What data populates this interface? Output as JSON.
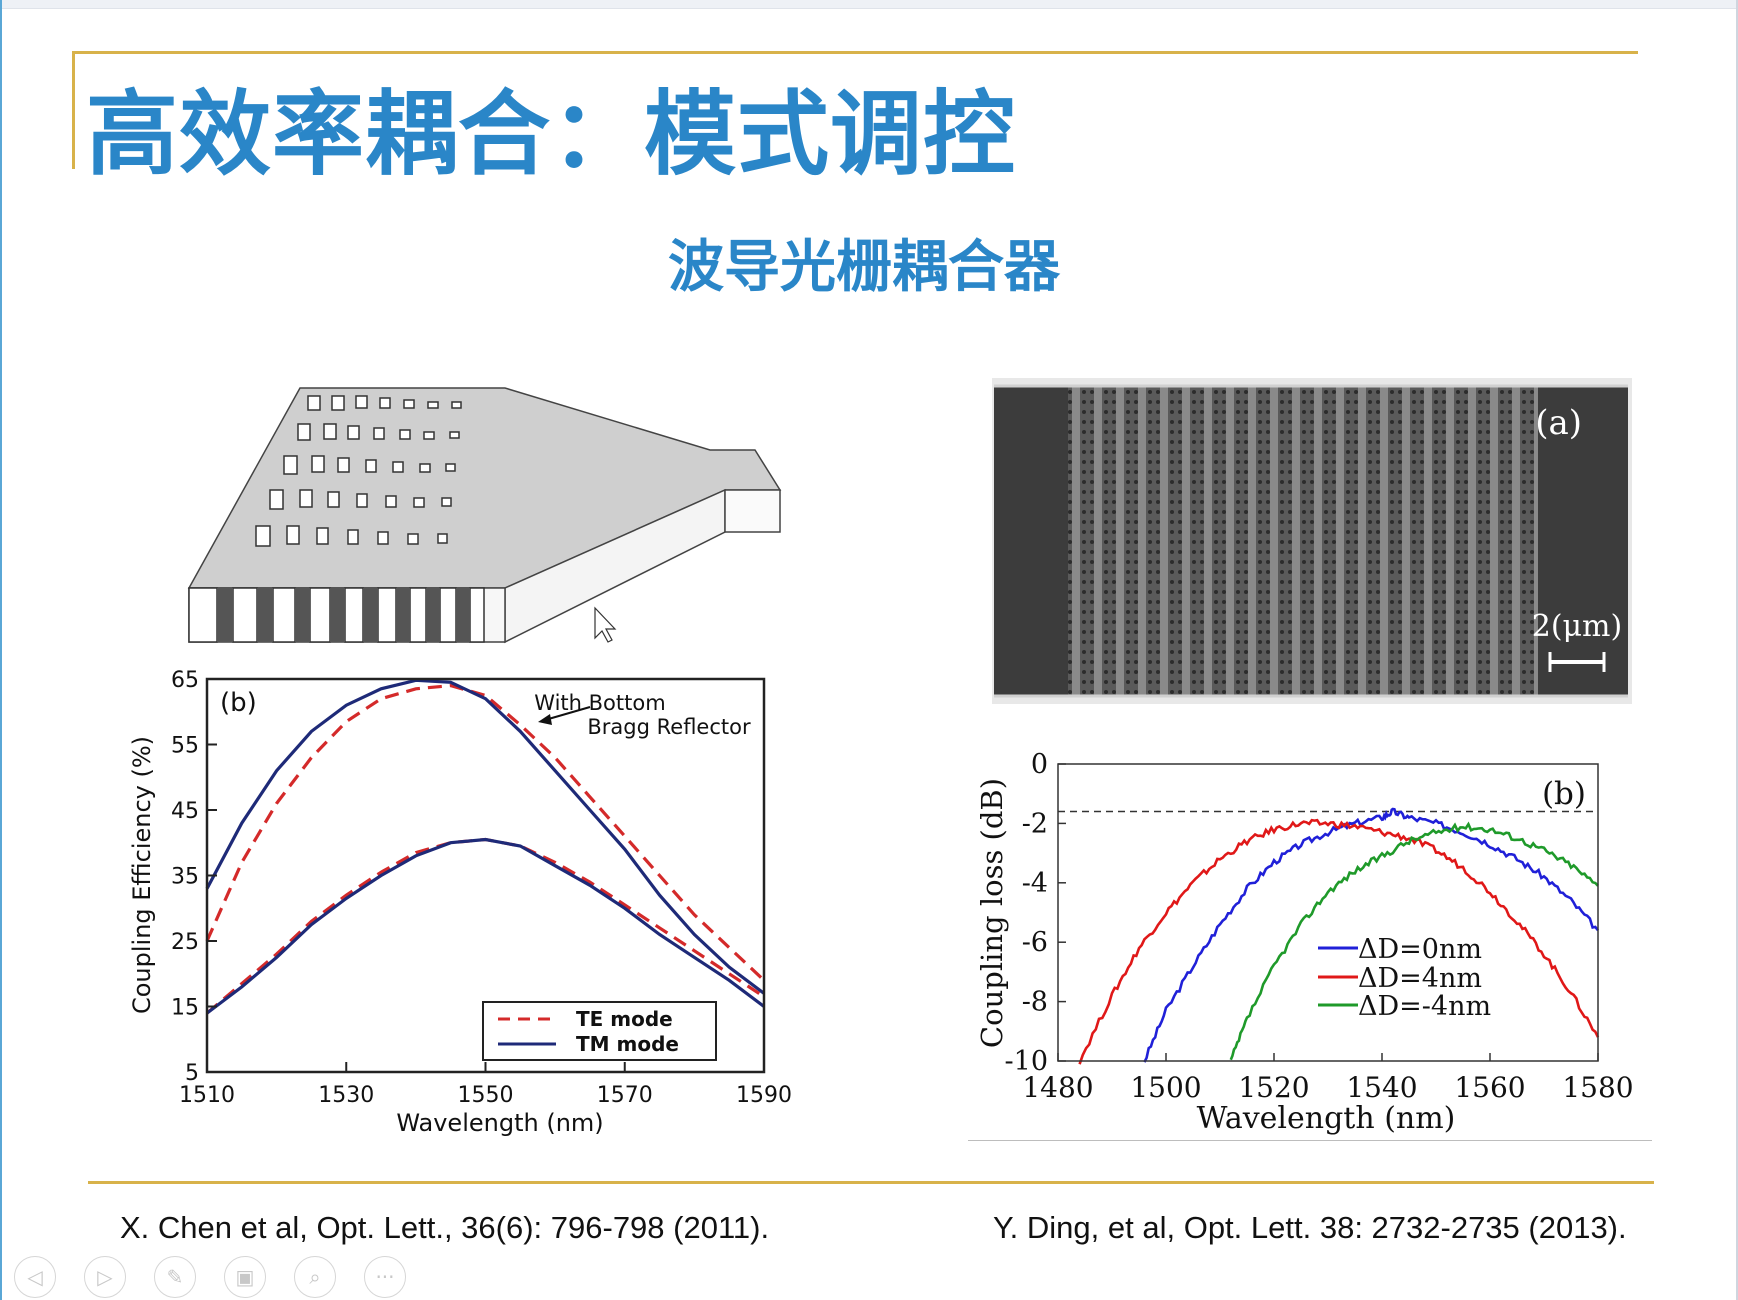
{
  "slide": {
    "title": "高效率耦合：模式调控",
    "subtitle": "波导光栅耦合器"
  },
  "references": {
    "left": "X. Chen et al, Opt. Lett., 36(6): 796-798 (2011).",
    "right": "Y. Ding, et al, Opt. Lett. 38: 2732-2735 (2013)."
  },
  "toolbar": {
    "buttons": [
      {
        "icon": "prev-icon",
        "glyph": "◁"
      },
      {
        "icon": "next-icon",
        "glyph": "▷"
      },
      {
        "icon": "pen-icon",
        "glyph": "✎"
      },
      {
        "icon": "slides-icon",
        "glyph": "▣"
      },
      {
        "icon": "zoom-icon",
        "glyph": "⌕"
      },
      {
        "icon": "more-icon",
        "glyph": "···"
      }
    ]
  },
  "sem_image": {
    "panel_label": "(a)",
    "scale_label": "2(μm)"
  },
  "chart_data": [
    {
      "type": "line",
      "panel_label": "(b)",
      "xlabel": "Wavelength (nm)",
      "ylabel": "Coupling Efficiency (%)",
      "xlim": [
        1510,
        1590
      ],
      "ylim": [
        5,
        65
      ],
      "xticks": [
        1510,
        1530,
        1550,
        1570,
        1590
      ],
      "yticks": [
        5,
        15,
        25,
        35,
        45,
        55,
        65
      ],
      "annotation": [
        "With Bottom",
        "Bragg Reflector"
      ],
      "legend_position": "bottom-right",
      "legend": [
        "TE mode",
        "TM mode"
      ],
      "series": [
        {
          "name": "TE mode",
          "style": "dashed",
          "color": "#d42a2a",
          "x": [
            1510,
            1515,
            1520,
            1525,
            1530,
            1535,
            1540,
            1545,
            1550,
            1555,
            1560,
            1565,
            1570,
            1575,
            1580,
            1585,
            1590
          ],
          "y": [
            25,
            37,
            46,
            53,
            58.5,
            62,
            63.5,
            64,
            62.5,
            58,
            53,
            47,
            41,
            35,
            29,
            24,
            19
          ]
        },
        {
          "name": "TM mode",
          "style": "solid",
          "color": "#1e2a78",
          "x": [
            1510,
            1515,
            1520,
            1525,
            1530,
            1535,
            1540,
            1545,
            1550,
            1555,
            1560,
            1565,
            1570,
            1575,
            1580,
            1585,
            1590
          ],
          "y": [
            33,
            43,
            51,
            57,
            61,
            63.5,
            64.8,
            64.5,
            62,
            57,
            51,
            45,
            39,
            32,
            26,
            21,
            17
          ]
        },
        {
          "style": "dashed",
          "color": "#d42a2a",
          "x": [
            1510,
            1515,
            1520,
            1525,
            1530,
            1535,
            1540,
            1545,
            1550,
            1555,
            1560,
            1565,
            1570,
            1575,
            1580,
            1585,
            1590
          ],
          "y": [
            14,
            18.5,
            23,
            28,
            32,
            35.5,
            38.5,
            40,
            40.5,
            39.5,
            37,
            34,
            30.5,
            27,
            23.5,
            20,
            16.5
          ]
        },
        {
          "style": "solid",
          "color": "#1e2a78",
          "x": [
            1510,
            1515,
            1520,
            1525,
            1530,
            1535,
            1540,
            1545,
            1550,
            1555,
            1560,
            1565,
            1570,
            1575,
            1580,
            1585,
            1590
          ],
          "y": [
            14,
            18,
            22.5,
            27.5,
            31.5,
            35,
            38,
            40,
            40.5,
            39.5,
            36.5,
            33.5,
            30,
            26,
            22.5,
            19,
            15
          ]
        }
      ]
    },
    {
      "type": "line",
      "panel_label": "(b)",
      "xlabel": "Wavelength (nm)",
      "ylabel": "Coupling loss (dB)",
      "xlim": [
        1480,
        1580
      ],
      "ylim": [
        -10,
        0
      ],
      "xticks": [
        1480,
        1500,
        1520,
        1540,
        1560,
        1580
      ],
      "yticks": [
        0,
        -2,
        -4,
        -6,
        -8,
        -10
      ],
      "reference_line_y": -1.6,
      "legend_position": "center-left",
      "legend": [
        "ΔD=0nm",
        "ΔD=4nm",
        "ΔD=-4nm"
      ],
      "series": [
        {
          "name": "ΔD=0nm",
          "color": "#2020d8",
          "x": [
            1496,
            1500,
            1505,
            1510,
            1515,
            1520,
            1525,
            1530,
            1535,
            1540,
            1542,
            1545,
            1550,
            1555,
            1560,
            1565,
            1570,
            1575,
            1580
          ],
          "y": [
            -10,
            -8.3,
            -6.8,
            -5.4,
            -4.2,
            -3.3,
            -2.7,
            -2.3,
            -2.0,
            -1.8,
            -1.6,
            -1.8,
            -2.0,
            -2.3,
            -2.7,
            -3.2,
            -3.8,
            -4.6,
            -5.6
          ]
        },
        {
          "name": "ΔD=4nm",
          "color": "#e01818",
          "x": [
            1484,
            1490,
            1495,
            1500,
            1505,
            1510,
            1515,
            1520,
            1525,
            1530,
            1535,
            1540,
            1545,
            1550,
            1555,
            1560,
            1565,
            1570,
            1575,
            1580
          ],
          "y": [
            -10,
            -7.8,
            -6.2,
            -5.0,
            -4.0,
            -3.2,
            -2.6,
            -2.2,
            -2.0,
            -2.0,
            -2.1,
            -2.3,
            -2.5,
            -2.9,
            -3.5,
            -4.3,
            -5.3,
            -6.4,
            -7.7,
            -9.2
          ]
        },
        {
          "name": "ΔD=-4nm",
          "color": "#1f9a2a",
          "x": [
            1512,
            1515,
            1520,
            1525,
            1530,
            1535,
            1540,
            1545,
            1550,
            1555,
            1560,
            1565,
            1570,
            1575,
            1580
          ],
          "y": [
            -10,
            -8.6,
            -6.8,
            -5.4,
            -4.3,
            -3.6,
            -3.1,
            -2.6,
            -2.3,
            -2.1,
            -2.2,
            -2.5,
            -2.9,
            -3.4,
            -4.1
          ]
        }
      ]
    }
  ]
}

☆ ☆ ☆ ☆ ☆ ☆ ☆

■ WRITTEN REQUEST: Reproduce all entries without any change, and omit the pictures.

■ SOLUTION TO THIS PROBLEM:
What data populates this interface? Output as JSON.
{
  "slide": {
    "title": "高效率耦合：模式调控",
    "subtitle": "波导光栅耦合器"
  },
  "references": {
    "left": "X. Chen et al, Opt. Lett., 36(6): 796-798 (2011).",
    "right": "Y. Ding, et al, Opt. Lett. 38: 2732-2735 (2013)."
  },
  "toolbar": {
    "buttons": [
      {
        "icon": "prev-icon",
        "glyph": "◁"
      },
      {
        "icon": "next-icon",
        "glyph": "▷"
      },
      {
        "icon": "pen-icon",
        "glyph": "✎"
      },
      {
        "icon": "slides-icon",
        "glyph": "▣"
      },
      {
        "icon": "zoom-icon",
        "glyph": "⌕"
      },
      {
        "icon": "more-icon",
        "glyph": "···"
      }
    ]
  },
  "sem_image": {
    "panel_label": "(a)",
    "scale_label": "2(μm)"
  },
  "chart_data": [
    {
      "type": "line",
      "panel_label": "(b)",
      "xlabel": "Wavelength (nm)",
      "ylabel": "Coupling Efficiency (%)",
      "xlim": [
        1510,
        1590
      ],
      "ylim": [
        5,
        65
      ],
      "xticks": [
        1510,
        1530,
        1550,
        1570,
        1590
      ],
      "yticks": [
        5,
        15,
        25,
        35,
        45,
        55,
        65
      ],
      "annotation": [
        "With Bottom",
        "Bragg Reflector"
      ],
      "legend_position": "bottom-right",
      "legend": [
        "TE mode",
        "TM mode"
      ],
      "series": [
        {
          "name": "TE mode",
          "style": "dashed",
          "color": "#d42a2a",
          "x": [
            1510,
            1515,
            1520,
            1525,
            1530,
            1535,
            1540,
            1545,
            1550,
            1555,
            1560,
            1565,
            1570,
            1575,
            1580,
            1585,
            1590
          ],
          "y": [
            25,
            37,
            46,
            53,
            58.5,
            62,
            63.5,
            64,
            62.5,
            58,
            53,
            47,
            41,
            35,
            29,
            24,
            19
          ]
        },
        {
          "name": "TM mode",
          "style": "solid",
          "color": "#1e2a78",
          "x": [
            1510,
            1515,
            1520,
            1525,
            1530,
            1535,
            1540,
            1545,
            1550,
            1555,
            1560,
            1565,
            1570,
            1575,
            1580,
            1585,
            1590
          ],
          "y": [
            33,
            43,
            51,
            57,
            61,
            63.5,
            64.8,
            64.5,
            62,
            57,
            51,
            45,
            39,
            32,
            26,
            21,
            17
          ]
        },
        {
          "style": "dashed",
          "color": "#d42a2a",
          "x": [
            1510,
            1515,
            1520,
            1525,
            1530,
            1535,
            1540,
            1545,
            1550,
            1555,
            1560,
            1565,
            1570,
            1575,
            1580,
            1585,
            1590
          ],
          "y": [
            14,
            18.5,
            23,
            28,
            32,
            35.5,
            38.5,
            40,
            40.5,
            39.5,
            37,
            34,
            30.5,
            27,
            23.5,
            20,
            16.5
          ]
        },
        {
          "style": "solid",
          "color": "#1e2a78",
          "x": [
            1510,
            1515,
            1520,
            1525,
            1530,
            1535,
            1540,
            1545,
            1550,
            1555,
            1560,
            1565,
            1570,
            1575,
            1580,
            1585,
            1590
          ],
          "y": [
            14,
            18,
            22.5,
            27.5,
            31.5,
            35,
            38,
            40,
            40.5,
            39.5,
            36.5,
            33.5,
            30,
            26,
            22.5,
            19,
            15
          ]
        }
      ]
    },
    {
      "type": "line",
      "panel_label": "(b)",
      "xlabel": "Wavelength (nm)",
      "ylabel": "Coupling loss (dB)",
      "xlim": [
        1480,
        1580
      ],
      "ylim": [
        -10,
        0
      ],
      "xticks": [
        1480,
        1500,
        1520,
        1540,
        1560,
        1580
      ],
      "yticks": [
        0,
        -2,
        -4,
        -6,
        -8,
        -10
      ],
      "reference_line_y": -1.6,
      "legend_position": "center-left",
      "legend": [
        "ΔD=0nm",
        "ΔD=4nm",
        "ΔD=-4nm"
      ],
      "series": [
        {
          "name": "ΔD=0nm",
          "color": "#2020d8",
          "x": [
            1496,
            1500,
            1505,
            1510,
            1515,
            1520,
            1525,
            1530,
            1535,
            1540,
            1542,
            1545,
            1550,
            1555,
            1560,
            1565,
            1570,
            1575,
            1580
          ],
          "y": [
            -10,
            -8.3,
            -6.8,
            -5.4,
            -4.2,
            -3.3,
            -2.7,
            -2.3,
            -2.0,
            -1.8,
            -1.6,
            -1.8,
            -2.0,
            -2.3,
            -2.7,
            -3.2,
            -3.8,
            -4.6,
            -5.6
          ]
        },
        {
          "name": "ΔD=4nm",
          "color": "#e01818",
          "x": [
            1484,
            1490,
            1495,
            1500,
            1505,
            1510,
            1515,
            1520,
            1525,
            1530,
            1535,
            1540,
            1545,
            1550,
            1555,
            1560,
            1565,
            1570,
            1575,
            1580
          ],
          "y": [
            -10,
            -7.8,
            -6.2,
            -5.0,
            -4.0,
            -3.2,
            -2.6,
            -2.2,
            -2.0,
            -2.0,
            -2.1,
            -2.3,
            -2.5,
            -2.9,
            -3.5,
            -4.3,
            -5.3,
            -6.4,
            -7.7,
            -9.2
          ]
        },
        {
          "name": "ΔD=-4nm",
          "color": "#1f9a2a",
          "x": [
            1512,
            1515,
            1520,
            1525,
            1530,
            1535,
            1540,
            1545,
            1550,
            1555,
            1560,
            1565,
            1570,
            1575,
            1580
          ],
          "y": [
            -10,
            -8.6,
            -6.8,
            -5.4,
            -4.3,
            -3.6,
            -3.1,
            -2.6,
            -2.3,
            -2.1,
            -2.2,
            -2.5,
            -2.9,
            -3.4,
            -4.1
          ]
        }
      ]
    }
  ]
}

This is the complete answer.